EXERCISE
Identify and pull out each line of the entries in which "type" occurs.

(Some records)
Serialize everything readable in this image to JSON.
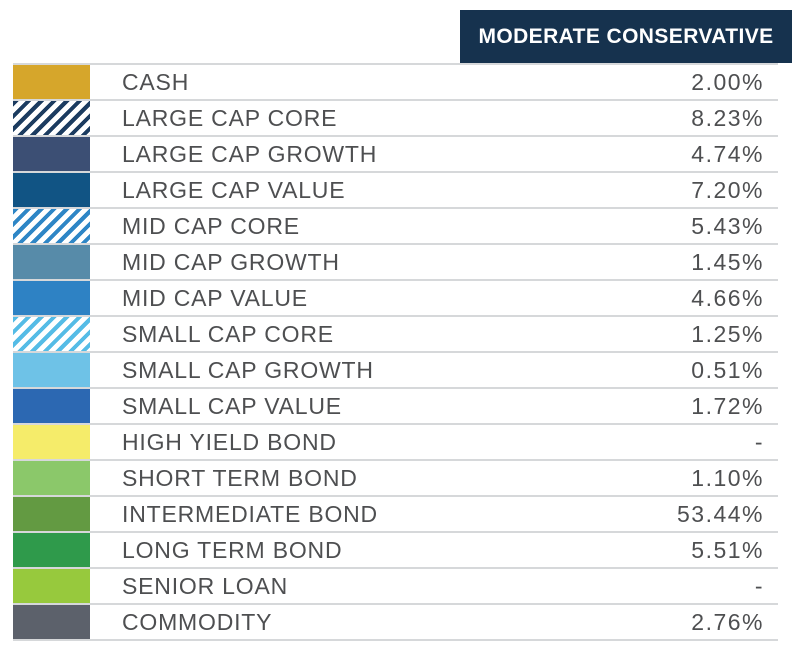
{
  "header": {
    "label": "MODERATE CONSERVATIVE"
  },
  "colors": {
    "header_bg": "#16324E",
    "divider": "#D6D8DA",
    "text": "#4E4F51"
  },
  "chart_data": {
    "type": "table",
    "title": "MODERATE CONSERVATIVE",
    "columns": [
      "MODERATE CONSERVATIVE"
    ],
    "rows": [
      {
        "label": "CASH",
        "value": "2.00%",
        "value_numeric": 2.0,
        "color": "#D6A62B",
        "pattern": "solid"
      },
      {
        "label": "LARGE CAP CORE",
        "value": "8.23%",
        "value_numeric": 8.23,
        "color": "#1C3C60",
        "pattern": "hatch"
      },
      {
        "label": "LARGE CAP GROWTH",
        "value": "4.74%",
        "value_numeric": 4.74,
        "color": "#3C4F74",
        "pattern": "solid"
      },
      {
        "label": "LARGE CAP VALUE",
        "value": "7.20%",
        "value_numeric": 7.2,
        "color": "#115484",
        "pattern": "solid"
      },
      {
        "label": "MID CAP CORE",
        "value": "5.43%",
        "value_numeric": 5.43,
        "color": "#2E86C6",
        "pattern": "hatch"
      },
      {
        "label": "MID CAP GROWTH",
        "value": "1.45%",
        "value_numeric": 1.45,
        "color": "#578BA9",
        "pattern": "solid"
      },
      {
        "label": "MID CAP VALUE",
        "value": "4.66%",
        "value_numeric": 4.66,
        "color": "#2E82C4",
        "pattern": "solid"
      },
      {
        "label": "SMALL CAP CORE",
        "value": "1.25%",
        "value_numeric": 1.25,
        "color": "#55BCE6",
        "pattern": "hatch"
      },
      {
        "label": "SMALL CAP GROWTH",
        "value": "0.51%",
        "value_numeric": 0.51,
        "color": "#6EC2E7",
        "pattern": "solid"
      },
      {
        "label": "SMALL CAP VALUE",
        "value": "1.72%",
        "value_numeric": 1.72,
        "color": "#2C68B2",
        "pattern": "solid"
      },
      {
        "label": "HIGH YIELD BOND",
        "value": "-",
        "value_numeric": null,
        "color": "#F5EC6A",
        "pattern": "solid"
      },
      {
        "label": "SHORT TERM BOND",
        "value": "1.10%",
        "value_numeric": 1.1,
        "color": "#8BC86A",
        "pattern": "solid"
      },
      {
        "label": "INTERMEDIATE BOND",
        "value": "53.44%",
        "value_numeric": 53.44,
        "color": "#639A42",
        "pattern": "solid"
      },
      {
        "label": "LONG TERM BOND",
        "value": "5.51%",
        "value_numeric": 5.51,
        "color": "#2F9A4B",
        "pattern": "solid"
      },
      {
        "label": "SENIOR LOAN",
        "value": "-",
        "value_numeric": null,
        "color": "#97C93D",
        "pattern": "solid"
      },
      {
        "label": "COMMODITY",
        "value": "2.76%",
        "value_numeric": 2.76,
        "color": "#5C616B",
        "pattern": "solid"
      }
    ]
  }
}
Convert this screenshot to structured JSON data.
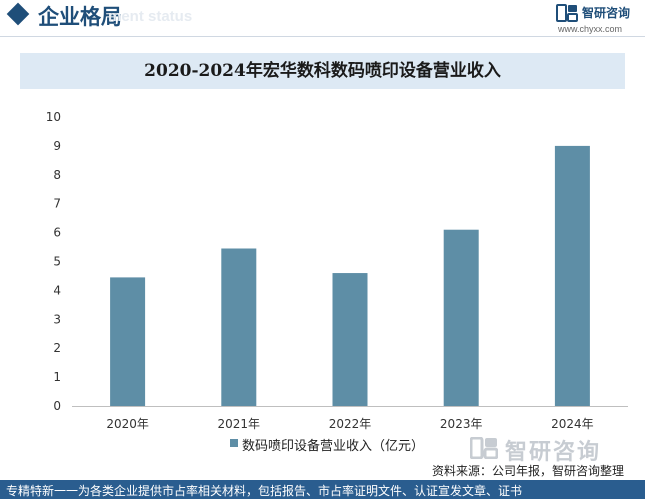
{
  "header": {
    "section_title": "企业格局",
    "section_subtitle": "ment status"
  },
  "brand": {
    "name": "智研咨询",
    "url": "www.chyxx.com"
  },
  "chart_data": {
    "type": "bar",
    "title": "2020-2024年宏华数科数码喷印设备营业收入",
    "categories": [
      "2020年",
      "2021年",
      "2022年",
      "2023年",
      "2024年"
    ],
    "series": [
      {
        "name": "数码喷印设备营业收入（亿元）",
        "values": [
          4.45,
          5.45,
          4.6,
          6.1,
          9.0
        ]
      }
    ],
    "ylim": [
      0,
      10
    ],
    "yticks": [
      "0",
      "1",
      "2",
      "3",
      "4",
      "5",
      "6",
      "7",
      "8",
      "9",
      "10"
    ],
    "grid": false,
    "legend_position": "bottom",
    "bar_color": "#5e8ea6"
  },
  "watermark": {
    "text": "智研咨询"
  },
  "source_text": "资料来源：公司年报，智研咨询整理",
  "footer_text": "专精特新一一为各类企业提供市占率相关材料，包括报告、市占率证明文件、认证宣发文章、证书"
}
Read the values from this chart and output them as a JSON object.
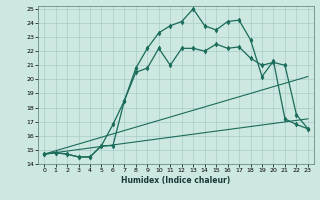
{
  "xlabel": "Humidex (Indice chaleur)",
  "bg_color": "#cce8e0",
  "line_color": "#1a6b5a",
  "grid_color": "#aacccc",
  "xlim": [
    -0.5,
    23.5
  ],
  "ylim": [
    14,
    25.2
  ],
  "xticks": [
    0,
    1,
    2,
    3,
    4,
    5,
    6,
    7,
    8,
    9,
    10,
    11,
    12,
    13,
    14,
    15,
    16,
    17,
    18,
    19,
    20,
    21,
    22,
    23
  ],
  "yticks": [
    14,
    15,
    16,
    17,
    18,
    19,
    20,
    21,
    22,
    23,
    24,
    25
  ],
  "line1_x": [
    0,
    1,
    2,
    3,
    4,
    5,
    6,
    7,
    8,
    9,
    10,
    11,
    12,
    13,
    14,
    15,
    16,
    17,
    18,
    19,
    20,
    21,
    22,
    23
  ],
  "line1_y": [
    14.7,
    14.8,
    14.7,
    14.5,
    14.5,
    15.3,
    15.3,
    18.5,
    20.8,
    22.2,
    23.3,
    23.8,
    24.1,
    25.0,
    23.8,
    23.5,
    24.1,
    24.2,
    22.8,
    20.2,
    21.3,
    17.2,
    16.8,
    16.5
  ],
  "line2_x": [
    0,
    1,
    2,
    3,
    4,
    5,
    6,
    7,
    8,
    9,
    10,
    11,
    12,
    13,
    14,
    15,
    16,
    17,
    18,
    19,
    20,
    21,
    22,
    23
  ],
  "line2_y": [
    14.7,
    14.8,
    14.7,
    14.5,
    14.5,
    15.3,
    16.8,
    18.5,
    20.5,
    20.8,
    22.2,
    21.0,
    22.2,
    22.2,
    22.0,
    22.5,
    22.2,
    22.3,
    21.5,
    21.0,
    21.2,
    21.0,
    17.5,
    16.5
  ],
  "line3_x": [
    0,
    23
  ],
  "line3_y": [
    14.7,
    17.2
  ],
  "line4_x": [
    0,
    23
  ],
  "line4_y": [
    14.7,
    20.2
  ]
}
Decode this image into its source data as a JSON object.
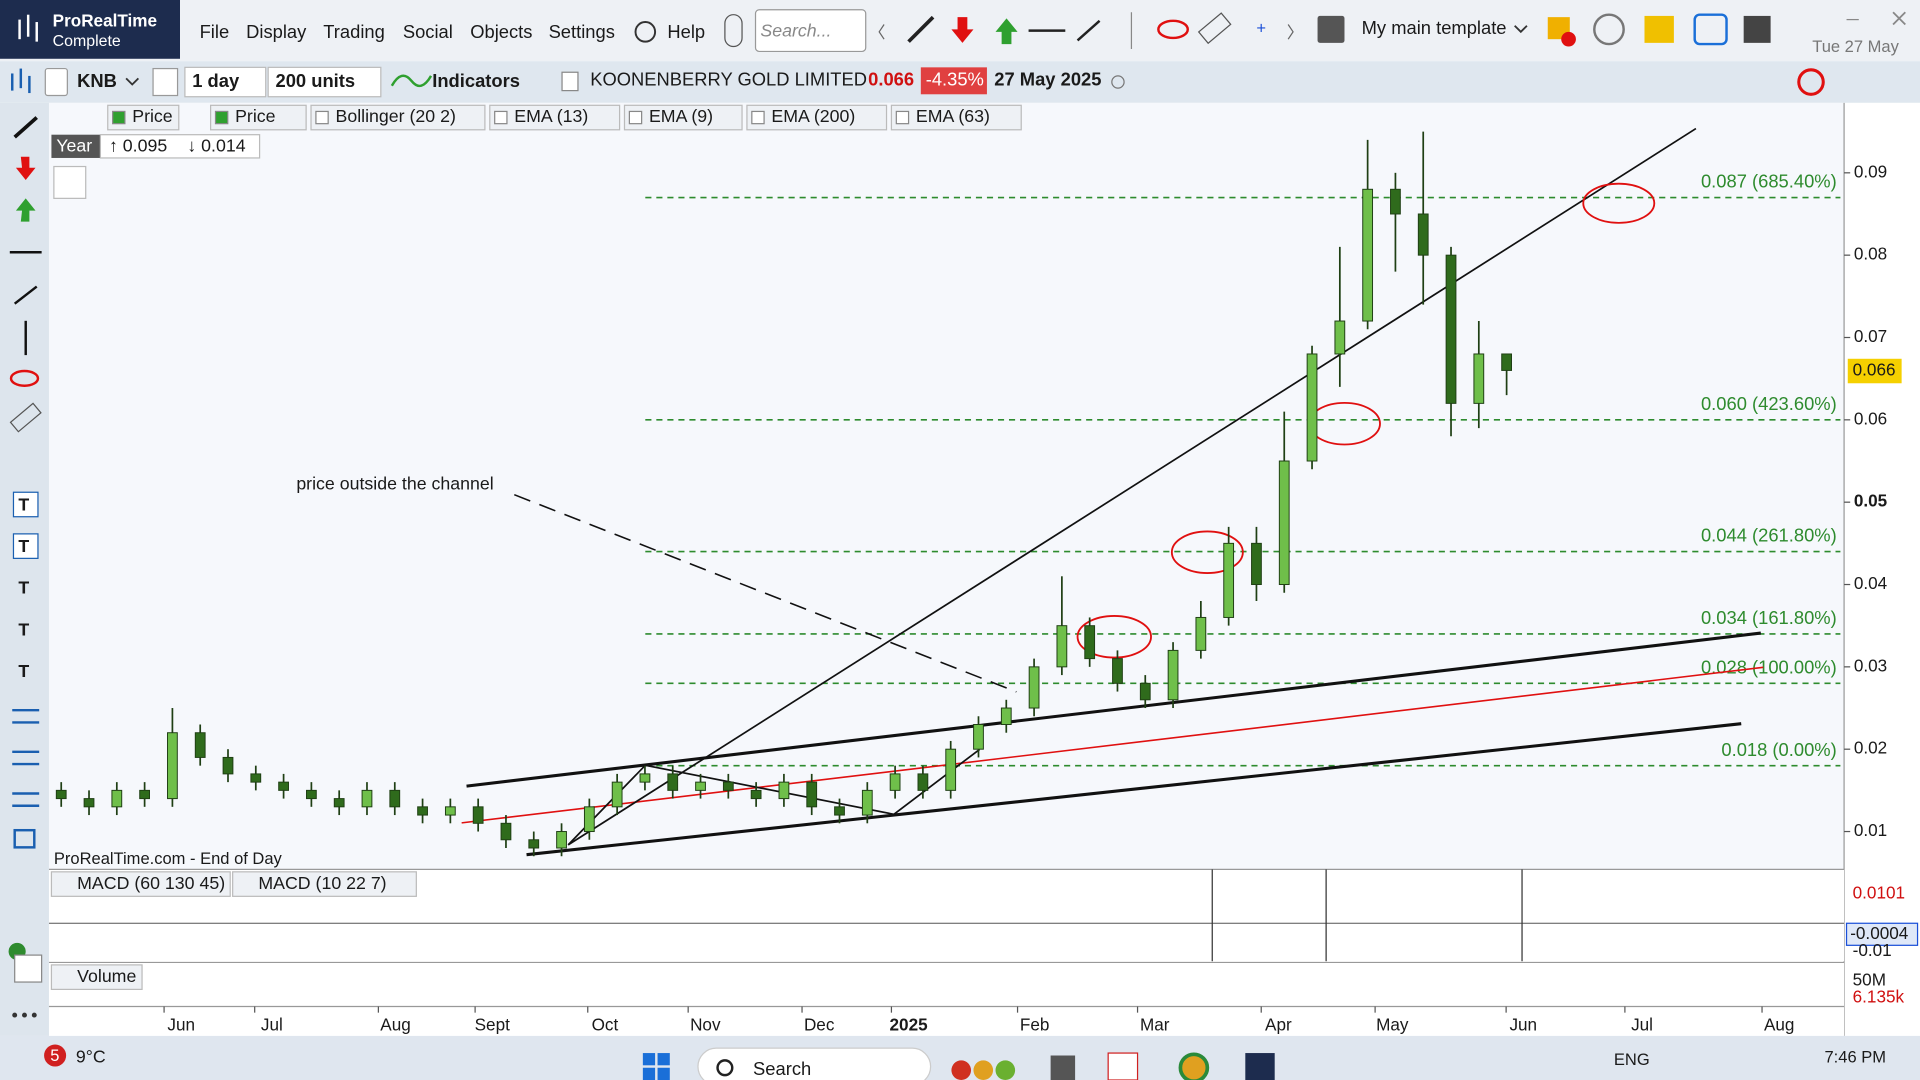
{
  "app": {
    "name": "ProRealTime",
    "edition": "Complete"
  },
  "menu": [
    "File",
    "Display",
    "Trading",
    "Social",
    "Objects",
    "Settings",
    "Help"
  ],
  "search_placeholder": "Search...",
  "template": "My main template",
  "header_date": "Tue 27 May",
  "toolbar": {
    "ticker": "KNB",
    "period": "1 day",
    "units": "200 units",
    "indicators": "Indicators",
    "instrument": "KOONENBERRY GOLD LIMITED",
    "price": "0.066",
    "change": "-4.35%",
    "date": "27 May 2025"
  },
  "indicator_tags": [
    "Price",
    "Price",
    "Bollinger (20 2)",
    "EMA (13)",
    "EMA (9)",
    "EMA (200)",
    "EMA (63)"
  ],
  "year_box": {
    "label": "Year",
    "high": "↑ 0.095",
    "low": "↓ 0.014"
  },
  "chart_data": {
    "type": "candlestick",
    "source": "ProRealTime.com - End of Day",
    "annotation": "price outside the channel",
    "last_price_label": "0.066",
    "up_color": "#6fbf4a",
    "down_color": "#2f6b1c",
    "wick_color": "#1f3f14",
    "open": [
      0.015,
      0.014,
      0.013,
      0.015,
      0.014,
      0.022,
      0.019,
      0.017,
      0.016,
      0.015,
      0.014,
      0.013,
      0.015,
      0.013,
      0.012,
      0.013,
      0.011,
      0.009,
      0.008,
      0.01,
      0.013,
      0.016,
      0.017,
      0.015,
      0.016,
      0.015,
      0.014,
      0.016,
      0.013,
      0.012,
      0.015,
      0.017,
      0.015,
      0.02,
      0.023,
      0.025,
      0.03,
      0.035,
      0.031,
      0.028,
      0.026,
      0.032,
      0.036,
      0.045,
      0.04,
      0.055,
      0.068,
      0.072,
      0.088,
      0.085,
      0.08,
      0.062,
      0.068
    ],
    "high": [
      0.016,
      0.015,
      0.016,
      0.016,
      0.025,
      0.023,
      0.02,
      0.018,
      0.017,
      0.016,
      0.015,
      0.016,
      0.016,
      0.014,
      0.014,
      0.014,
      0.012,
      0.01,
      0.011,
      0.014,
      0.017,
      0.018,
      0.018,
      0.017,
      0.017,
      0.016,
      0.017,
      0.017,
      0.014,
      0.016,
      0.018,
      0.018,
      0.021,
      0.024,
      0.026,
      0.031,
      0.041,
      0.036,
      0.032,
      0.029,
      0.033,
      0.038,
      0.047,
      0.047,
      0.061,
      0.069,
      0.081,
      0.094,
      0.09,
      0.095,
      0.081,
      0.072,
      0.068
    ],
    "low": [
      0.013,
      0.012,
      0.012,
      0.013,
      0.013,
      0.018,
      0.016,
      0.015,
      0.014,
      0.013,
      0.012,
      0.012,
      0.012,
      0.011,
      0.011,
      0.01,
      0.008,
      0.007,
      0.007,
      0.009,
      0.012,
      0.015,
      0.014,
      0.014,
      0.014,
      0.013,
      0.013,
      0.012,
      0.011,
      0.011,
      0.014,
      0.014,
      0.014,
      0.019,
      0.022,
      0.024,
      0.029,
      0.03,
      0.027,
      0.025,
      0.025,
      0.031,
      0.035,
      0.038,
      0.039,
      0.054,
      0.064,
      0.071,
      0.078,
      0.074,
      0.058,
      0.059,
      0.063
    ],
    "close": [
      0.014,
      0.013,
      0.015,
      0.014,
      0.022,
      0.019,
      0.017,
      0.016,
      0.015,
      0.014,
      0.013,
      0.015,
      0.013,
      0.012,
      0.013,
      0.011,
      0.009,
      0.008,
      0.01,
      0.013,
      0.016,
      0.017,
      0.015,
      0.016,
      0.015,
      0.014,
      0.016,
      0.013,
      0.012,
      0.015,
      0.017,
      0.015,
      0.02,
      0.023,
      0.025,
      0.03,
      0.035,
      0.031,
      0.028,
      0.026,
      0.032,
      0.036,
      0.045,
      0.04,
      0.055,
      0.068,
      0.072,
      0.088,
      0.085,
      0.08,
      0.062,
      0.068,
      0.066
    ],
    "ylim": [
      0.0057,
      0.0982
    ],
    "yticks": [
      0.01,
      0.02,
      0.03,
      0.04,
      0.05,
      0.06,
      0.07,
      0.08,
      0.09
    ],
    "xtick_labels": [
      "Jun",
      "Jul",
      "Aug",
      "Sept",
      "Oct",
      "Nov",
      "Dec",
      "2025",
      "Feb",
      "Mar",
      "Apr",
      "May",
      "Jun",
      "Jul",
      "Aug"
    ],
    "fib_levels": [
      {
        "value": 0.087,
        "label": "0.087 (685.40%)"
      },
      {
        "value": 0.06,
        "label": "0.060 (423.60%)"
      },
      {
        "value": 0.044,
        "label": "0.044 (261.80%)"
      },
      {
        "value": 0.034,
        "label": "0.034 (161.80%)"
      },
      {
        "value": 0.028,
        "label": "0.028 (100.00%)"
      },
      {
        "value": 0.018,
        "label": "0.018 (0.00%)"
      }
    ],
    "fib_color": "#2e8b2e"
  },
  "macd": {
    "tags": [
      "MACD (60 130 45)",
      "MACD (10 22 7)"
    ],
    "axis_labels": [
      "0.0101",
      "-0.0004",
      "-0.01"
    ]
  },
  "volume": {
    "tag": "Volume",
    "axis_labels": [
      "50M",
      "6.135k"
    ]
  },
  "taskbar": {
    "weather_badge": "5",
    "temperature": "9°C",
    "search": "Search",
    "language": "ENG",
    "time": "7:46 PM"
  }
}
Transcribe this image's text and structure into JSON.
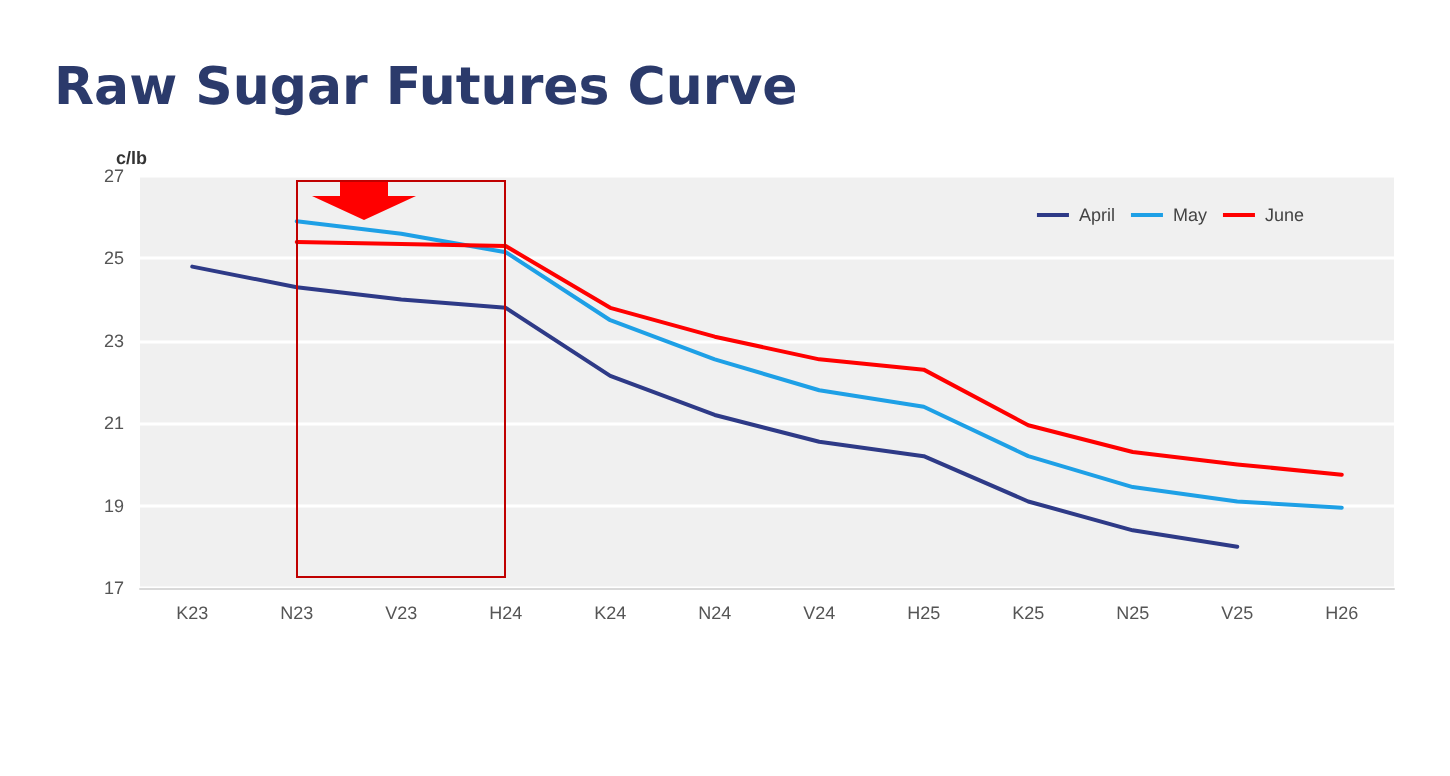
{
  "chart_data": {
    "type": "line",
    "title": "Raw Sugar Futures Curve",
    "ylabel": "c/lb",
    "categories": [
      "K23",
      "N23",
      "V23",
      "H24",
      "K24",
      "N24",
      "V24",
      "H25",
      "K25",
      "N25",
      "V25",
      "H26"
    ],
    "series": [
      {
        "name": "April",
        "color": "#2e3a87",
        "values": [
          24.8,
          24.3,
          24.0,
          23.8,
          22.15,
          21.2,
          20.55,
          20.2,
          19.1,
          18.4,
          18.0,
          null
        ]
      },
      {
        "name": "May",
        "color": "#1ea0e6",
        "values": [
          null,
          25.9,
          25.6,
          25.15,
          23.5,
          22.55,
          21.8,
          21.4,
          20.2,
          19.45,
          19.1,
          18.95
        ]
      },
      {
        "name": "June",
        "color": "#ff0000",
        "values": [
          null,
          25.4,
          25.35,
          25.3,
          23.8,
          23.1,
          22.55,
          22.3,
          20.95,
          20.3,
          20.0,
          19.75
        ]
      }
    ],
    "ylim": [
      17,
      27
    ],
    "yticks": [
      17,
      19,
      21,
      23,
      25,
      27
    ],
    "grid": "y",
    "legend": "top right",
    "marker": "none",
    "line_style": "solid"
  }
}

THE REPLY
    "type": "table",
    "type": "bar",
    "type": "candlestick",
    "type": "line",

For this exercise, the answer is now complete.